Selection ▸
==*==

From Table 3, we know that the denoising capabilities of the above algorithms are as follows, when noise is very strong, especially when MRI is completely drowned by the noise. First, the denoising capabilities of bilateral filtering denoising and wavelet denoising are rather poor, and their PSNR and correlation coefficients are relatively small. This shows that the noise cannot be clearly denoised and the similarity between the denoised image and the original clean MRI is small. Also, the contrast of average gray level concurrence matrix of wavelet algorithm is the greatest, which indicates greater pixels with greater contrast but we cannot say that the texture depth is deeper and that the visual effects are clearer because the denoising is incomplete. Second, the denoising capabilities of NLMF denoising and FDM denoising are better and their PSNR and correlation coefficients are comparatively higher, which shows that the noise is denoised completely and the similarity between denoised image and original clean MRI is great. The PSNR and the correlation coefficients of FDM denoising is the highest and its contrast of average gray level concurrence matrix is the greatest. Also, its correlation, energy, and homogeneity are smaller. We therefore can conclude that FDM denoising is the best model of the above models.

When the noise is very strong and especially when original clean signal is completely drowned in noises, we take a texture-rich meteorite crater remote sensing image of moon satellite to perform further comparison experiments using the above well-performed algorithms, including bilateral filtering denoising, wavelet denoising, NLMF denoising, and FDM denosing to test the denoising capability of FDM for robust noise. The added noise is the composite noise combined by white Gaussian noise, salt and pepper noise, and speckle noise. Also, the numerical iterative process will stop at the point where peak signal-to-noise ratio is the highest, as shown in Figure 7.

From view of visual effects, we know from Figure 7 the following; when the composite noise is added by white Gaussian noise, salt and pepper noise, and speckle together, especially when texture-rich meteorite crater remote sensing image of moon satellite is completely drown in noises. First, the denoising capabilities of bilateral filtering and wavelet and NLMF denoising are comparatively worse. We can see from Figures 7(c)–7(h) that the contour may be seen indistinctly and the edge and texture details can hardly be recognized. Second, the denoising capability of FDM denoising is the best. We can see from Figures 7(i)–7(l) that the contour is not only the clearest and also the edge and texture details can be clearly recognized.

For quantitative analysis, we measure the denoising effects in terms of the PSNR, correlation coefficients between noisy image or denoised image and original clean remote sensing image [94], and average gray level concurrence matrix, as seen in Table 4.

==*==

Instructions ▸
#1 Retype the part of the passage on denoising algorithms between "When the noise" and "in Figure 7.", inclusive.
#2 In the passage on denoising algorithms, which three kinds of noise are combined to form the composite noise?
#3 Proceed with the passage on denoising algorithms from the point where it stops.

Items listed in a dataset

==*==

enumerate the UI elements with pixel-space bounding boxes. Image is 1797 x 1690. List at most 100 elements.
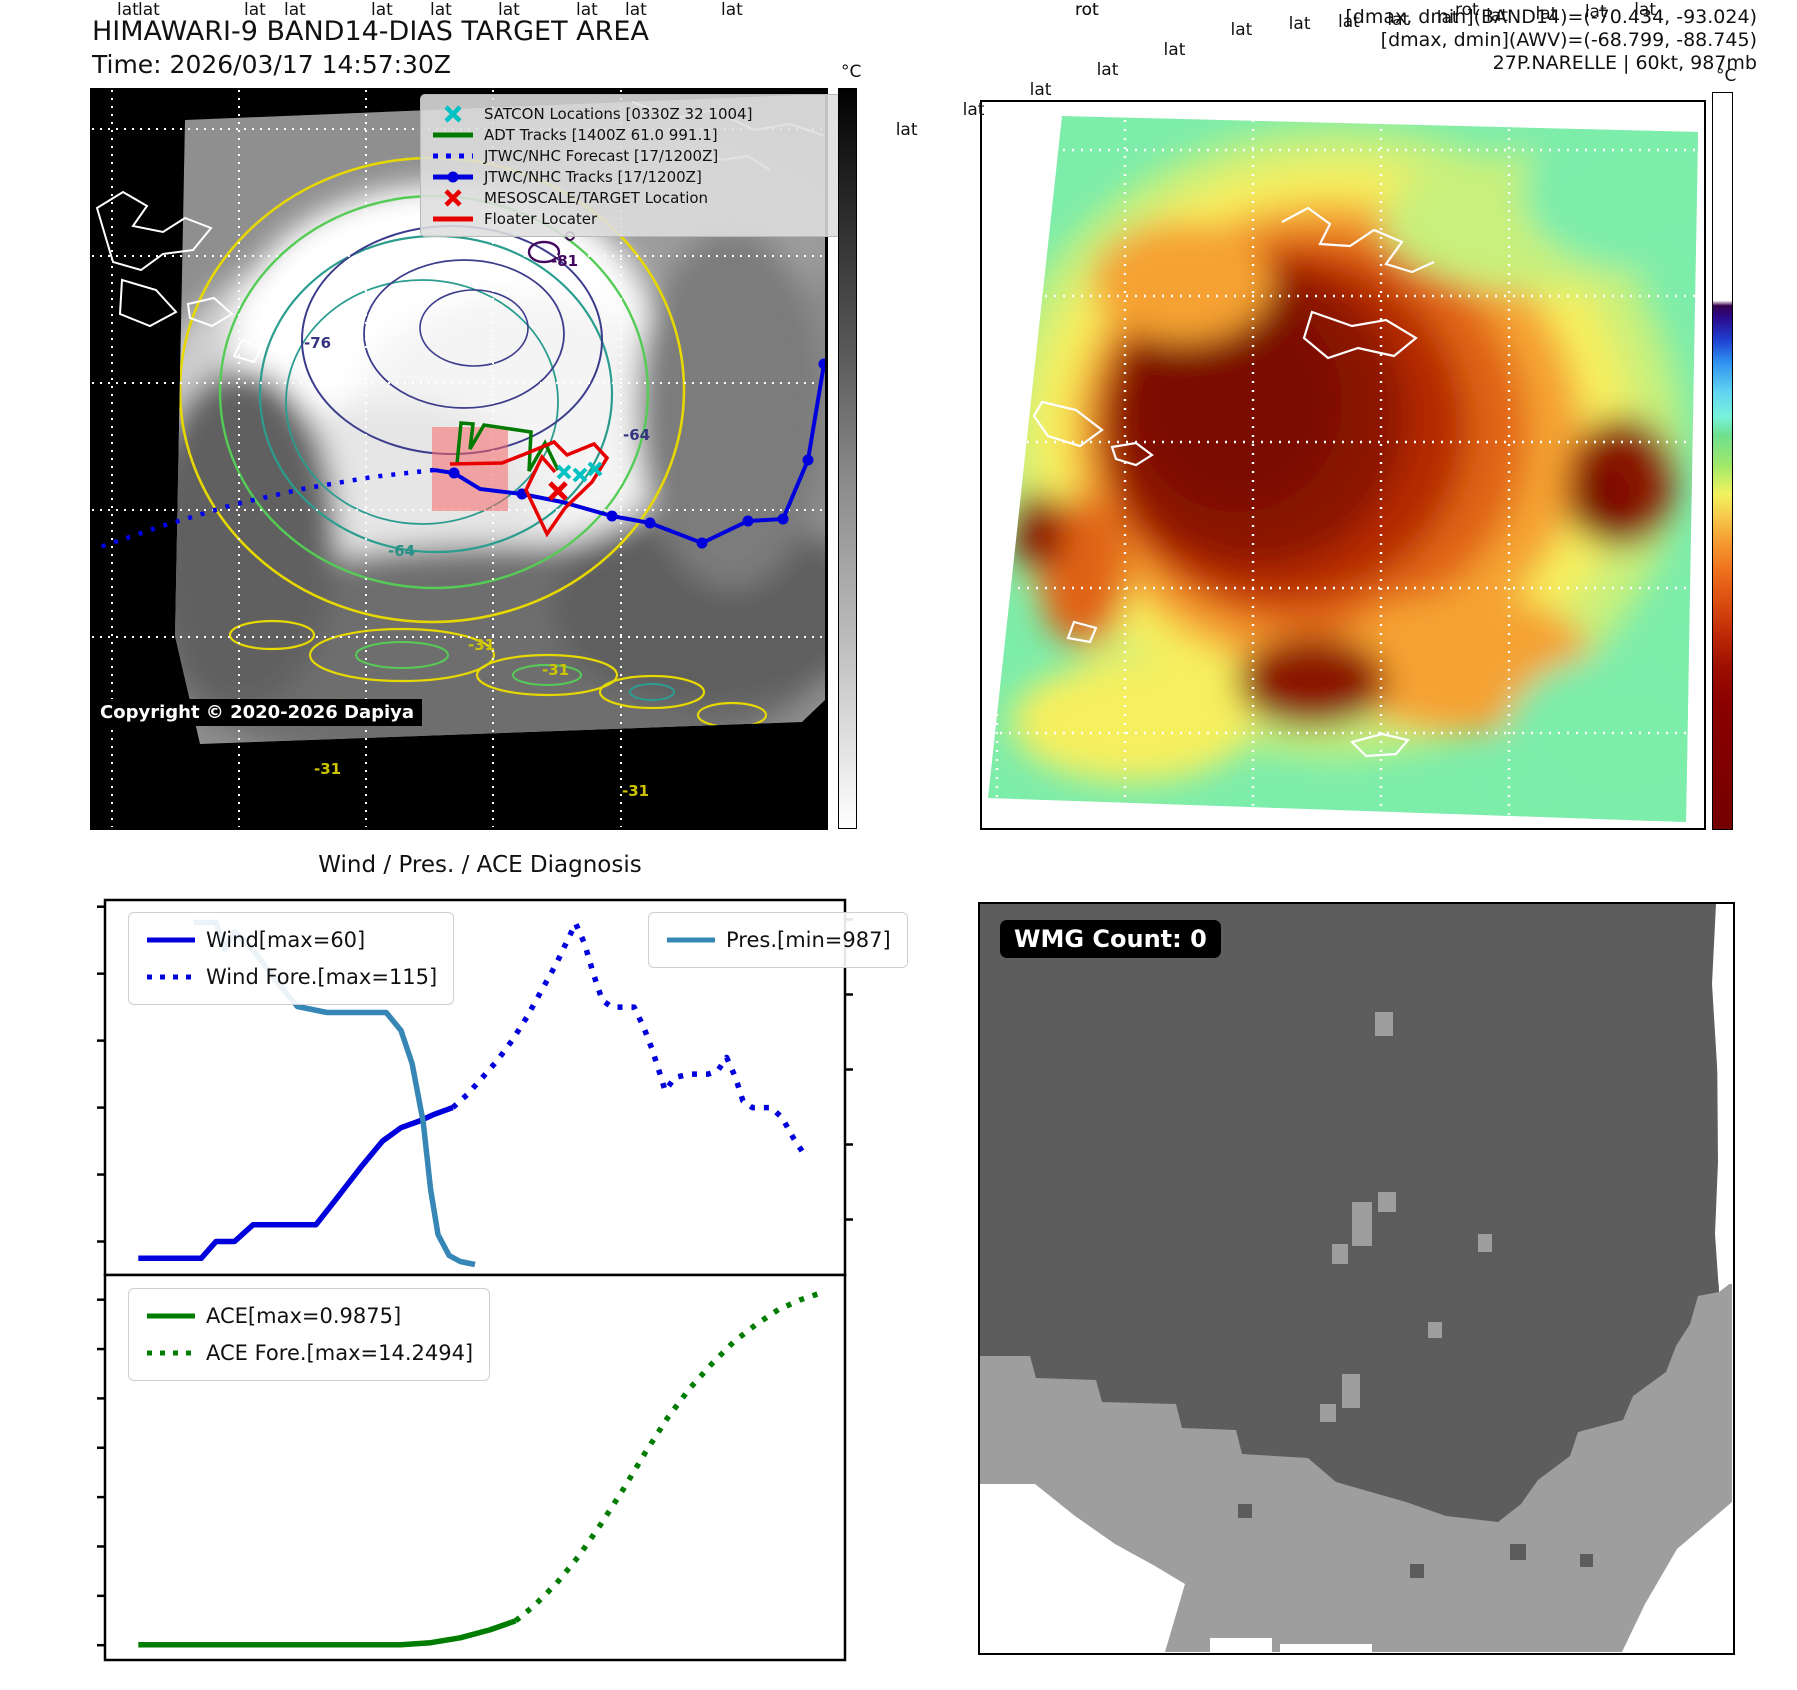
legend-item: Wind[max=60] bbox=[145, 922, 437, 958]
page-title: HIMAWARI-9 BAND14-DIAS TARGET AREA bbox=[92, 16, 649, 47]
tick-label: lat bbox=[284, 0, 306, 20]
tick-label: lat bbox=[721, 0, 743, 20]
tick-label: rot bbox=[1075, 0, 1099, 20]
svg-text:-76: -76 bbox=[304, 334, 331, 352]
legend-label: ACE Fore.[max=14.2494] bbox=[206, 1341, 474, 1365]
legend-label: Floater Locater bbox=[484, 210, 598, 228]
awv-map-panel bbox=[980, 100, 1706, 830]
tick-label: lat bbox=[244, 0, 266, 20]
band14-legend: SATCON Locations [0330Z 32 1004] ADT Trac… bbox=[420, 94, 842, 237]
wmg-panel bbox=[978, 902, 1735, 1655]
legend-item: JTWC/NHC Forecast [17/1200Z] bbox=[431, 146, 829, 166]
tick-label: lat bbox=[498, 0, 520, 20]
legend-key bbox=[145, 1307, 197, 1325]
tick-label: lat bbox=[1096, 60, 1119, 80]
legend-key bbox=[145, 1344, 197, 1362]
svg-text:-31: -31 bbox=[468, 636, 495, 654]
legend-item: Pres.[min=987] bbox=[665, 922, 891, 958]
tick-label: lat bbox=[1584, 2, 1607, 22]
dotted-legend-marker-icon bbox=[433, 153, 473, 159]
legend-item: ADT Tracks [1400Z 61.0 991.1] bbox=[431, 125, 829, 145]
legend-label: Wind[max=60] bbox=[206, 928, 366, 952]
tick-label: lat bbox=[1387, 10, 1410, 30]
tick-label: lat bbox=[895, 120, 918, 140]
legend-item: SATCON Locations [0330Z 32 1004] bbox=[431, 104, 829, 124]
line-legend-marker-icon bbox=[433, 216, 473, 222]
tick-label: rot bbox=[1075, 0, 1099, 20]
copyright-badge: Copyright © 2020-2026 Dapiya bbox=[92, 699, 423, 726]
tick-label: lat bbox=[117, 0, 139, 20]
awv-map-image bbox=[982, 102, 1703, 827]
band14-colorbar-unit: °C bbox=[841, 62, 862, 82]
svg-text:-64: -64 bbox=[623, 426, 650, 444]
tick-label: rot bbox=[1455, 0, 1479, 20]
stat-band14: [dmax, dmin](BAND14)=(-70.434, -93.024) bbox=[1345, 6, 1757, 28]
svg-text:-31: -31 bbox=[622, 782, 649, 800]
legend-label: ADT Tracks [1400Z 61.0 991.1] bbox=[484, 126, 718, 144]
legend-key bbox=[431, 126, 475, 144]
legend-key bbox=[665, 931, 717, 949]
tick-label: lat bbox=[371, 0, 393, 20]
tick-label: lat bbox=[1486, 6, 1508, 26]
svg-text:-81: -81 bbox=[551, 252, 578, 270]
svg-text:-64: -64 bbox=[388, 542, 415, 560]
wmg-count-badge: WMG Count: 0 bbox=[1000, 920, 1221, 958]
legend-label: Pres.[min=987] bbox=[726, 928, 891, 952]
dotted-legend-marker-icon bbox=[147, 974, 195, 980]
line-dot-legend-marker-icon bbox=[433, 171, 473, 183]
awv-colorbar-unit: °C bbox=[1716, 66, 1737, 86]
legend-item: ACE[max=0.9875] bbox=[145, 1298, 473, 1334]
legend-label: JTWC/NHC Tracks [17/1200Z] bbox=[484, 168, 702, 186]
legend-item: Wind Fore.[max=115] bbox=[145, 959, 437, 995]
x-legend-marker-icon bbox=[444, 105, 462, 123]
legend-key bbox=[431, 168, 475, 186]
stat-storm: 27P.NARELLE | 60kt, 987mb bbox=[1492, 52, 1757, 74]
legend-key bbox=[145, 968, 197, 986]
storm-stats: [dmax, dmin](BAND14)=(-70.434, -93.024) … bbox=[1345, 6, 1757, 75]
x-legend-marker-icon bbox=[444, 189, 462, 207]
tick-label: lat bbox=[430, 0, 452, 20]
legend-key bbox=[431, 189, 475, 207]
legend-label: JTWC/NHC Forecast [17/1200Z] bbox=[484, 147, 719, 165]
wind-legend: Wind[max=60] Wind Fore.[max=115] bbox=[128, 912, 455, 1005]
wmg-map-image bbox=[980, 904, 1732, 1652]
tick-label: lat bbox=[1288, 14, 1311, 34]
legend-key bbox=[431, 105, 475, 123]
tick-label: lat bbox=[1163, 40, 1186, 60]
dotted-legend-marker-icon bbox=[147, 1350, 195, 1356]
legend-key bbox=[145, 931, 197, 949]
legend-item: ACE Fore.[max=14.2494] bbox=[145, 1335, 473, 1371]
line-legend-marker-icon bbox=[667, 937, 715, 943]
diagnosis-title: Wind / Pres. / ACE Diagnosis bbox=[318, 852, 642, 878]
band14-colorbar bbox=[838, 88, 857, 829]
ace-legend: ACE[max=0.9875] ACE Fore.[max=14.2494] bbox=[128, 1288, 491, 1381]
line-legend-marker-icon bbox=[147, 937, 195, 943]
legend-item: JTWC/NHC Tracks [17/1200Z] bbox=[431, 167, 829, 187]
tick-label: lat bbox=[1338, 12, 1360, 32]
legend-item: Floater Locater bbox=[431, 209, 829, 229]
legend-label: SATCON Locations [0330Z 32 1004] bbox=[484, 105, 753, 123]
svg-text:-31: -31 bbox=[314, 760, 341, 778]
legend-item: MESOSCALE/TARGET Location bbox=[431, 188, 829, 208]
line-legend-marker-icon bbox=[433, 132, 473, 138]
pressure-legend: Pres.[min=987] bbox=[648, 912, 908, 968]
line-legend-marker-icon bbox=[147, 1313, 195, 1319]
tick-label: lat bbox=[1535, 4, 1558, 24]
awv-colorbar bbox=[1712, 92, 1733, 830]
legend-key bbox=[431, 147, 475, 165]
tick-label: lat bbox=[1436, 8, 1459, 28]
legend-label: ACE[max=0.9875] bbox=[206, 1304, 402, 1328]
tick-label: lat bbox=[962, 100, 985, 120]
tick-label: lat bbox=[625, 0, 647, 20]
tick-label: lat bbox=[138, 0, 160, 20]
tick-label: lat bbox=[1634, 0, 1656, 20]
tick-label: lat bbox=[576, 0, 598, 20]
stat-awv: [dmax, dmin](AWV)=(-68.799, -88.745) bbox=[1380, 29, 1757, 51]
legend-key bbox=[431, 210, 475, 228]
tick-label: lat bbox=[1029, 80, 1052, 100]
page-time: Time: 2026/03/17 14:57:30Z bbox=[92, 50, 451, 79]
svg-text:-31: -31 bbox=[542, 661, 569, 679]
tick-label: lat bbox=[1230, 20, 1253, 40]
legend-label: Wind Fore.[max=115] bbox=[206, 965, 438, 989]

==*==

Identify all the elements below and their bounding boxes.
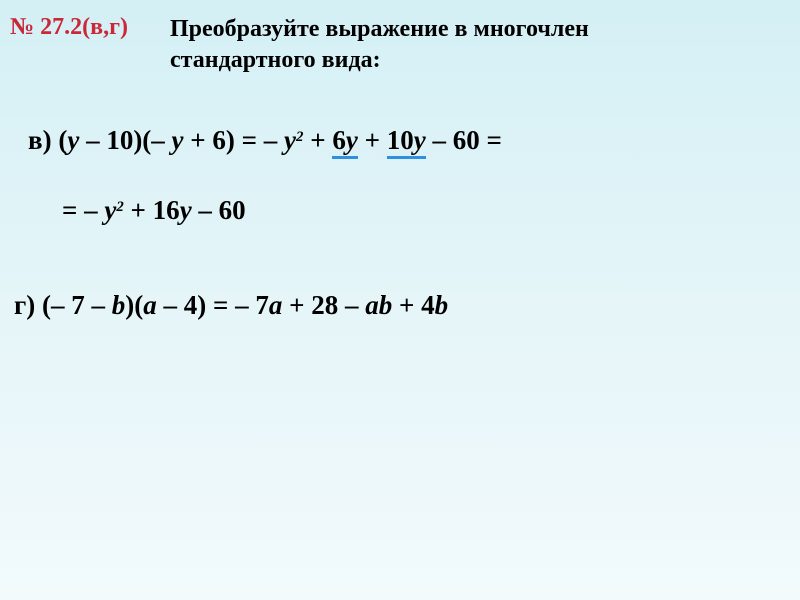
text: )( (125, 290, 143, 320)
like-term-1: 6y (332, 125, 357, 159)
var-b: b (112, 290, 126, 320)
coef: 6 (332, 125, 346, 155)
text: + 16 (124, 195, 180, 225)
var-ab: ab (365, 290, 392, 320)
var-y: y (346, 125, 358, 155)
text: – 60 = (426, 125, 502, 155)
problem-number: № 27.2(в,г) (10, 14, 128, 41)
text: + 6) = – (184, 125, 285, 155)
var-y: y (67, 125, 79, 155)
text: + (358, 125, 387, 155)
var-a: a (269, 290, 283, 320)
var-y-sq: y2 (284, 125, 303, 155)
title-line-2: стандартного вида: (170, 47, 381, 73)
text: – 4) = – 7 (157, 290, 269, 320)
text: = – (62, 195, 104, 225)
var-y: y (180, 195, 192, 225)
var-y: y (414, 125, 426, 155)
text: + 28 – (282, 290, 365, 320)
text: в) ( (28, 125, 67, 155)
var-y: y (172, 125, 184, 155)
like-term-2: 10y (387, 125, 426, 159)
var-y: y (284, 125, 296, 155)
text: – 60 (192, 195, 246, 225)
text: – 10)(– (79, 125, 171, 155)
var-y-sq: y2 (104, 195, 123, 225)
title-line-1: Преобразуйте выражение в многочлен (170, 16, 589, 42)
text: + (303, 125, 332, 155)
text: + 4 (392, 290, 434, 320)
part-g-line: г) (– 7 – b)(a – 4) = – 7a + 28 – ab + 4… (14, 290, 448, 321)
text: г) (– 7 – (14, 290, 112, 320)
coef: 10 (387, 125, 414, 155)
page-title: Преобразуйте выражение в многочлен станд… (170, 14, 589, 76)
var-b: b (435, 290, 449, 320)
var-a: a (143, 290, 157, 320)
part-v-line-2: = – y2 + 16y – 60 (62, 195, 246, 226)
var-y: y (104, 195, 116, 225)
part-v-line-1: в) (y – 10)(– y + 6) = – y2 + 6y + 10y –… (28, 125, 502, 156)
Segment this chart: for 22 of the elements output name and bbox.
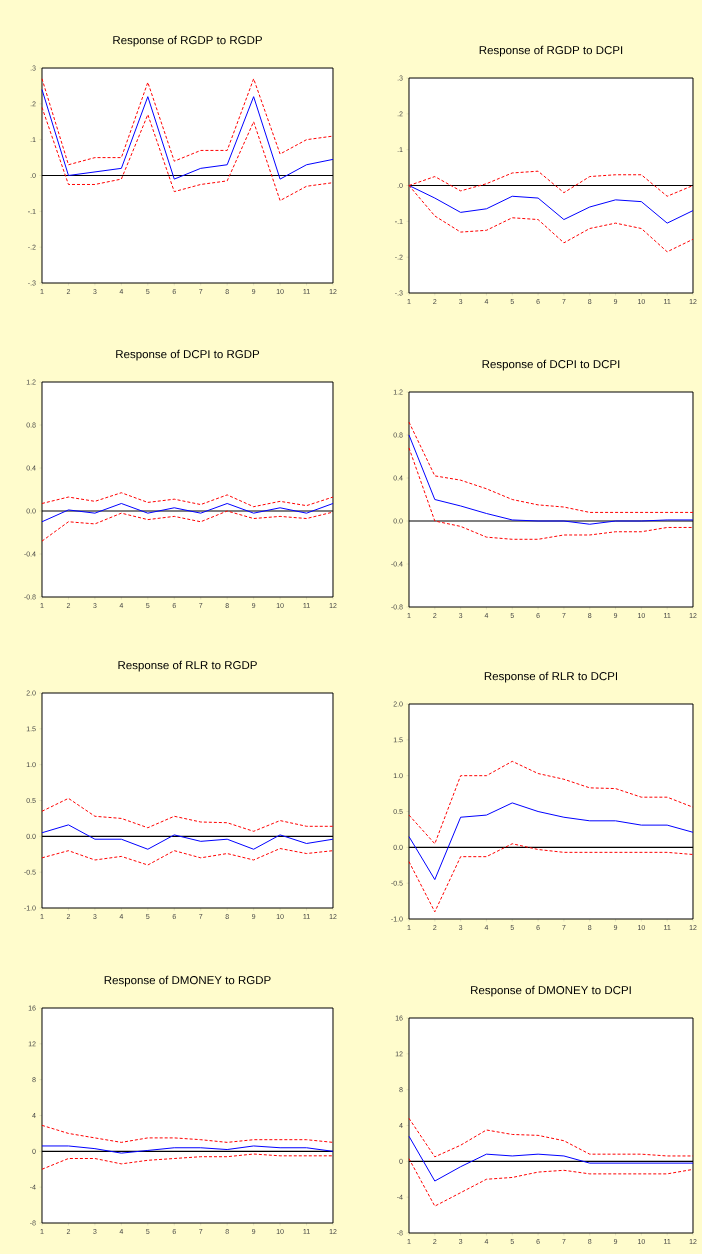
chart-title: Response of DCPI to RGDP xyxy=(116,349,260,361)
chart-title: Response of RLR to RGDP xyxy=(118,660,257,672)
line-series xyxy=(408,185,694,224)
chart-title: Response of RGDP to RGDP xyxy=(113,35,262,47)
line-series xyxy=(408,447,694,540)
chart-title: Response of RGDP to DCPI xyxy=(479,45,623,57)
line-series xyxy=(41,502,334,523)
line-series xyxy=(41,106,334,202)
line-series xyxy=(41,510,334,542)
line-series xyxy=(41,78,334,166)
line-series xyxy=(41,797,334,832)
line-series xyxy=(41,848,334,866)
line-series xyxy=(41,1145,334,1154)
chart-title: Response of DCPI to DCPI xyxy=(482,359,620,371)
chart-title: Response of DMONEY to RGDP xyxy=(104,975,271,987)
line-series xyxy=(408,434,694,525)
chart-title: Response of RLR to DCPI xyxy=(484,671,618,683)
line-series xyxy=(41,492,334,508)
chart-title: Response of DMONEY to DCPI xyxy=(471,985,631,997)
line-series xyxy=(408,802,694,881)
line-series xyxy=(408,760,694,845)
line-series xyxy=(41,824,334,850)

==*==

Expected results ▸
#1
When the noise is very strong and especially when original clean signal is completely drowned in noises, we take a texture-rich meteorite crater remote sensing image of moon satellite to perform further comparison experiments using the above well-performed algorithms, including bilateral filtering denoising, wavelet denoising, NLMF denoising, and FDM denosing to test the denoising capability of FDM for robust noise. The added noise is the composite noise combined by white Gaussian noise, salt and pepper noise, and speckle noise. Also, the numerical iterative process will stop at the point where peak signal-to-noise ratio is the highest, as shown in Figure 7.

#2 White Gaussian noise, salt and pepper noise, and speckle noise.

#3
We know denoising capabilities of the above algorithms from Table 4 are as follows, when composite noise added by white Gaussian noise, salt and pepper noise, and speckle noise, especially when the original image is completely drowned in noises. First, the denoising capabilities of bilateral filtering, wavelet, and NLMF denoising are poor, and their PSNR and correlation coefficients are relatively small. This shows that the added noise cannot be denoised completely and the similarities between denoised image and original clean MRI are small. Also, the contrasts of average gray level concurrence matrices of NLMF algorithm are the greatest, which indicates that there are more pixels with great contrast, but we cannot say that the texture depth is deeper and the visual effect is clearer because the denoising is uncompleted. Second, the denoising capability of FDM denoising is the best. Its PSNR and correlation coefficients are comparatively high, which shows that the noise is completely denoised and the similarity between denoised image and original clean MRI is the greatest. Also, the PSNR and the correlation coefficients of FDM denoising are the highest. The contrast of average gray level concurrence matrix of FDM denoising is high, while its correlation, energy, and homogeneity are small. We therefore can say that FDM denoising is the best denoising model of the above models.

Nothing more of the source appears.